**What the task asks**
Copy out each line that has "real" in it.

**Listed entries**
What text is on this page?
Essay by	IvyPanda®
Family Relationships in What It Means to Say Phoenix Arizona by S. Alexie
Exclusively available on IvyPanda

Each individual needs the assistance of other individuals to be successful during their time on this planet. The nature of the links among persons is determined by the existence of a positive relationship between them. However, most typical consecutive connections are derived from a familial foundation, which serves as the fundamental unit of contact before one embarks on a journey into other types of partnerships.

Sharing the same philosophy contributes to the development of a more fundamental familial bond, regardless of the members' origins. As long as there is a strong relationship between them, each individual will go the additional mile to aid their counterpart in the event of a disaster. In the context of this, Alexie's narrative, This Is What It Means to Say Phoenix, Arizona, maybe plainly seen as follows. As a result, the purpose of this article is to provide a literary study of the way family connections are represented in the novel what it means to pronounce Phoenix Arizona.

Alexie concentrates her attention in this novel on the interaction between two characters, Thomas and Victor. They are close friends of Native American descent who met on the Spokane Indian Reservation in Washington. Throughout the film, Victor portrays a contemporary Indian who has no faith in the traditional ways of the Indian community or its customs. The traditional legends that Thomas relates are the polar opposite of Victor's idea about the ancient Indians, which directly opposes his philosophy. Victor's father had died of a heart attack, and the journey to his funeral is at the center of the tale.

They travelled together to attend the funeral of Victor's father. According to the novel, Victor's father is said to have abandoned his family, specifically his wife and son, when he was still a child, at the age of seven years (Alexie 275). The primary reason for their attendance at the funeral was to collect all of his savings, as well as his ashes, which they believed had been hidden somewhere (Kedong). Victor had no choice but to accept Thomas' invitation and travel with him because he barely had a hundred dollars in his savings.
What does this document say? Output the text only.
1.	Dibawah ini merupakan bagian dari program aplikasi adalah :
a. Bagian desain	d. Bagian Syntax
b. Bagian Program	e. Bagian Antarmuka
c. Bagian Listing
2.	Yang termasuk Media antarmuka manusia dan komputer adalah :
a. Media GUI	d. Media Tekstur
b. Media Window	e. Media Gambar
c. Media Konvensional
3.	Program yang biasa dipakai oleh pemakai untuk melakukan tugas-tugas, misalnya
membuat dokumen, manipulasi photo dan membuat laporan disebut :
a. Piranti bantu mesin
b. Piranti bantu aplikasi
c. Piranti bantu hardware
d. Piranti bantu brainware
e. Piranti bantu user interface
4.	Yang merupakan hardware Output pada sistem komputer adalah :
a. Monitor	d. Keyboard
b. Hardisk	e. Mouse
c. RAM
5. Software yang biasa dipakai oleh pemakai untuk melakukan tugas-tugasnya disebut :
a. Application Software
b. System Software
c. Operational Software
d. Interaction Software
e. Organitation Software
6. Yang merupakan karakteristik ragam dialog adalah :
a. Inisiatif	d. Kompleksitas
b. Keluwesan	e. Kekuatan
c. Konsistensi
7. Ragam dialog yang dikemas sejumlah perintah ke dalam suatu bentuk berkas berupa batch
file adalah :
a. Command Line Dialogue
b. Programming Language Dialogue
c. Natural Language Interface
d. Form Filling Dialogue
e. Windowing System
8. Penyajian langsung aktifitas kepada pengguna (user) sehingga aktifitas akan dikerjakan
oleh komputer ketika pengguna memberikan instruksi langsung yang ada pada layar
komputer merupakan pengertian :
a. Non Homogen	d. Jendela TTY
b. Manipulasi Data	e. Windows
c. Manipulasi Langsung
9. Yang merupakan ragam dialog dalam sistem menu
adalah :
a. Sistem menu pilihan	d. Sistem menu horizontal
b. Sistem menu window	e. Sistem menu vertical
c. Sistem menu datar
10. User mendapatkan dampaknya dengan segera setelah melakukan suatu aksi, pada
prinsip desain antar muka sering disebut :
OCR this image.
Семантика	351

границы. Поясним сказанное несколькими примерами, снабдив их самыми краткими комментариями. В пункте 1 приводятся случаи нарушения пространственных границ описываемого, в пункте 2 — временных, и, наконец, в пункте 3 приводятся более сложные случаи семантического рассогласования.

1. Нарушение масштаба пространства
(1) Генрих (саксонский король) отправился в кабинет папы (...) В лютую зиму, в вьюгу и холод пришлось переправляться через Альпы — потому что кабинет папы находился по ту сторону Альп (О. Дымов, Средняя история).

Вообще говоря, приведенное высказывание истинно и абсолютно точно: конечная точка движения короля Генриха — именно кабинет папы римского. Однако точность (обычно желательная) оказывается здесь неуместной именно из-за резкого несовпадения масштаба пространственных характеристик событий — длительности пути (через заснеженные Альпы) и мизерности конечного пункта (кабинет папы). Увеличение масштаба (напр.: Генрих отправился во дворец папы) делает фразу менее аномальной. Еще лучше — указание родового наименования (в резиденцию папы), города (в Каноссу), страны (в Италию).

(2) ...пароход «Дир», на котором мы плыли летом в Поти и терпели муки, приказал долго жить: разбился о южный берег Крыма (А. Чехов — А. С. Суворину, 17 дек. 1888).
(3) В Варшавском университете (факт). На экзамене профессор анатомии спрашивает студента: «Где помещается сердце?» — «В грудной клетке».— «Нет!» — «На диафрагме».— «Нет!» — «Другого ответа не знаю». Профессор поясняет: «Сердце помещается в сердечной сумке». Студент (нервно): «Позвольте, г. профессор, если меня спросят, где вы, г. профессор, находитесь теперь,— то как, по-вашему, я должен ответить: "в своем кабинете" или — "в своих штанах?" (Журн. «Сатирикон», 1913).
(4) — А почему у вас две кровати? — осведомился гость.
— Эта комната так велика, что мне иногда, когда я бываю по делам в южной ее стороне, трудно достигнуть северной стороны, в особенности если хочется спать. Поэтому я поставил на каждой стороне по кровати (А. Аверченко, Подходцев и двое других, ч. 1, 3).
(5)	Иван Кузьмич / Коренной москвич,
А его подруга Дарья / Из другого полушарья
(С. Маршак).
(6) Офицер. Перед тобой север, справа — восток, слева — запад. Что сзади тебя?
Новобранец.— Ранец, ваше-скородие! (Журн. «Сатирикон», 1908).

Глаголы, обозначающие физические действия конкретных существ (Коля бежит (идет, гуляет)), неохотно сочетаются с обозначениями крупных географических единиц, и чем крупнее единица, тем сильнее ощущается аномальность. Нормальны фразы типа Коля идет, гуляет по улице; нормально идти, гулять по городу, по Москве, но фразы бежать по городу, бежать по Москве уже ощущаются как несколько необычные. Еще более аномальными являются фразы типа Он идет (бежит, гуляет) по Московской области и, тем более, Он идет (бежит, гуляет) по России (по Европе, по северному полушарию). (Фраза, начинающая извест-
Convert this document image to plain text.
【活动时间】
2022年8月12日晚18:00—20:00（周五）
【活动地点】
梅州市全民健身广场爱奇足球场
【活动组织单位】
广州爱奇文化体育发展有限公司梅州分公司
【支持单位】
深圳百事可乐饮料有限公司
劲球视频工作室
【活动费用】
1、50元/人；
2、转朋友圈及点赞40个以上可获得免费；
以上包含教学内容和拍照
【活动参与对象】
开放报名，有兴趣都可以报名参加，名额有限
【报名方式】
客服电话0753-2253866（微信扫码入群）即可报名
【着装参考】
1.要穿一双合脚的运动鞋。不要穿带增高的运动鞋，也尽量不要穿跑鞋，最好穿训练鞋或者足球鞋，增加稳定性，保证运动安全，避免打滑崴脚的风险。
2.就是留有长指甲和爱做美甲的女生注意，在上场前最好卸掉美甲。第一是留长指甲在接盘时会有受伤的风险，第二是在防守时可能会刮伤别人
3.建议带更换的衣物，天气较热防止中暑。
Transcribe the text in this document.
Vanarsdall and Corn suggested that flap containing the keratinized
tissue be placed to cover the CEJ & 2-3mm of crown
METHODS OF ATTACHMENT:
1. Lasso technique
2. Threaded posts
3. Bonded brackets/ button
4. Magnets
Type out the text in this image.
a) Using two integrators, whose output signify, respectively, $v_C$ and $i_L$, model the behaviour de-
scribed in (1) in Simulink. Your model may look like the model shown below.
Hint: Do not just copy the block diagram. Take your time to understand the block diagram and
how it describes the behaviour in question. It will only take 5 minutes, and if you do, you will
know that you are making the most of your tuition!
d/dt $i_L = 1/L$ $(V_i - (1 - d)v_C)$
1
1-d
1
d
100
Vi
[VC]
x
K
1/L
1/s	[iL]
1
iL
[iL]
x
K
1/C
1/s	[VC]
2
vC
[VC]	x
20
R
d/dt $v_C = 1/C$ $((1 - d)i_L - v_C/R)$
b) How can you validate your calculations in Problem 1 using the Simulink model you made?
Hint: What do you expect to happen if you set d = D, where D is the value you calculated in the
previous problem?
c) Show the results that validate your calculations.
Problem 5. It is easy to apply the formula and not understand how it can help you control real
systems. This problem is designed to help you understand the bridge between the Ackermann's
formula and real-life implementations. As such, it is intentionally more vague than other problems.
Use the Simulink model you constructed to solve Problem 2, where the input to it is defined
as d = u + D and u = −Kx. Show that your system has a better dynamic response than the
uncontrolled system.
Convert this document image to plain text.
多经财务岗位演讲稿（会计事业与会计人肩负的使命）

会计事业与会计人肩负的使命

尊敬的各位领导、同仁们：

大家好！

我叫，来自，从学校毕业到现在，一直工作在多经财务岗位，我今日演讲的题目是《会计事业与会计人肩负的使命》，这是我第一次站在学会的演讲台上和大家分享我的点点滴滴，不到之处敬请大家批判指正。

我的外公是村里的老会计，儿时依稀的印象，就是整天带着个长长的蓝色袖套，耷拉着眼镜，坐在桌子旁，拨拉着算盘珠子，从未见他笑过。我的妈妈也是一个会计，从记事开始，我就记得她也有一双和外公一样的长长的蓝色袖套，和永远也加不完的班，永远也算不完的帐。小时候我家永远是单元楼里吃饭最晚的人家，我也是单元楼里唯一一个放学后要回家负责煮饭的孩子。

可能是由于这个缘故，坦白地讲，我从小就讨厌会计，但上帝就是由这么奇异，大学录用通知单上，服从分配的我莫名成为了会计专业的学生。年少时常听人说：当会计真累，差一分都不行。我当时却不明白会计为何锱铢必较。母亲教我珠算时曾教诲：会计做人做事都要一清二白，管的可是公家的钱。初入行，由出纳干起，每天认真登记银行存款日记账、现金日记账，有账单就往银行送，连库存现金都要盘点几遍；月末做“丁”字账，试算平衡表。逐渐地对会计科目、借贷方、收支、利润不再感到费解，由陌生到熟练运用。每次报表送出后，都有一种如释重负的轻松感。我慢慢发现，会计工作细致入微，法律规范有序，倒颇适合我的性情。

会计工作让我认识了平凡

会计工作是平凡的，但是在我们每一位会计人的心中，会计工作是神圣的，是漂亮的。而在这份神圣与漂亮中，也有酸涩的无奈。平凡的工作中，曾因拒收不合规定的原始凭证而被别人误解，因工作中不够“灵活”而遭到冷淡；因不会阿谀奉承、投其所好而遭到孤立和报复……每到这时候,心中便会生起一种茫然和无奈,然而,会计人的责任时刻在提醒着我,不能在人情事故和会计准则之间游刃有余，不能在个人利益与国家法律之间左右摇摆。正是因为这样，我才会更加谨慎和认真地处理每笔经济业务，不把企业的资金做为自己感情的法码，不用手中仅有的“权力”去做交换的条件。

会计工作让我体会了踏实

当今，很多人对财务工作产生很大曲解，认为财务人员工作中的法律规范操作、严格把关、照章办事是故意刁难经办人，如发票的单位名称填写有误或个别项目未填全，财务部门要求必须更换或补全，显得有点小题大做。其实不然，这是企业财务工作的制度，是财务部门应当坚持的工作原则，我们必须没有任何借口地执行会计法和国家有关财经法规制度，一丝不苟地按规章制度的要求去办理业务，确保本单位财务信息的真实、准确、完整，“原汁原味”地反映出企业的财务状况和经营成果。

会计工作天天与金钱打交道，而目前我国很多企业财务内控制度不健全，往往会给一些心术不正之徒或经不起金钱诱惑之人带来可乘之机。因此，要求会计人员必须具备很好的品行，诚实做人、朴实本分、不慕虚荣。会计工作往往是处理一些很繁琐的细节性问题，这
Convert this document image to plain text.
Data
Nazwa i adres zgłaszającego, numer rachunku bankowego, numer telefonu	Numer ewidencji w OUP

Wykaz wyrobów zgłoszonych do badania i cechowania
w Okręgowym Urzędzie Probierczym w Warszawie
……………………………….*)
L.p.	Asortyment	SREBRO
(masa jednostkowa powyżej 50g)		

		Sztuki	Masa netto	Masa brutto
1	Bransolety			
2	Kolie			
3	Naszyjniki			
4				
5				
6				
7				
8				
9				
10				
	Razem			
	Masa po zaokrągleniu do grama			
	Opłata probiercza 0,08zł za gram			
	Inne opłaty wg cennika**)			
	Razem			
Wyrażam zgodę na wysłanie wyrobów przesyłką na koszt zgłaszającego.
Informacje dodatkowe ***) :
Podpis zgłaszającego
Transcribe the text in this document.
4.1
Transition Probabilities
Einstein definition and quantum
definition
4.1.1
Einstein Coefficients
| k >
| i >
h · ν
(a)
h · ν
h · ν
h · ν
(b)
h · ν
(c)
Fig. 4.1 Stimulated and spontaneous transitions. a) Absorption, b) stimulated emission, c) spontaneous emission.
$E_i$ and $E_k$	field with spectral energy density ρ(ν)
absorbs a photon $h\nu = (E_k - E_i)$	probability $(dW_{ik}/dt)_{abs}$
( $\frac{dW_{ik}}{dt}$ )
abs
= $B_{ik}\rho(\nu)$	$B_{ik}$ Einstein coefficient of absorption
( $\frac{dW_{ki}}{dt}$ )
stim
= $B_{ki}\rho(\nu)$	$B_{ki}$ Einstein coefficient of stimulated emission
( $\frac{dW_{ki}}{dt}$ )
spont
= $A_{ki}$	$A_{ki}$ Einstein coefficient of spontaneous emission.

**Exercise result**
Problem 5. It is easy to apply the formula and not understand how it can help you control real
formula and real-life implementations. As such, it is intentionally more vague than other problems.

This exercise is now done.